● RECORDS FOR THIS TASK:
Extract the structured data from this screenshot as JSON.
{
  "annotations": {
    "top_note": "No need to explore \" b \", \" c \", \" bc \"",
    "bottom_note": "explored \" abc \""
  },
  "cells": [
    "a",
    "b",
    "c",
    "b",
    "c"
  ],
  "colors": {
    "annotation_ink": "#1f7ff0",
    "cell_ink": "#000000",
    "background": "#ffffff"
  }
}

● THE PROBLEM:
Reproduce every record above exactly as it appears.

● RESULT OF THE TASK:
Extract the structured data from this screenshot as JSON.
{
  "annotations": {
    "top_note": "No need to explore \" b \", \" c \", \" bc \"",
    "bottom_note": "explored \" abc \""
  },
  "cells": [
    "a",
    "b",
    "c",
    "b",
    "c"
  ],
  "colors": {
    "annotation_ink": "#1f7ff0",
    "cell_ink": "#000000",
    "background": "#ffffff"
  }
}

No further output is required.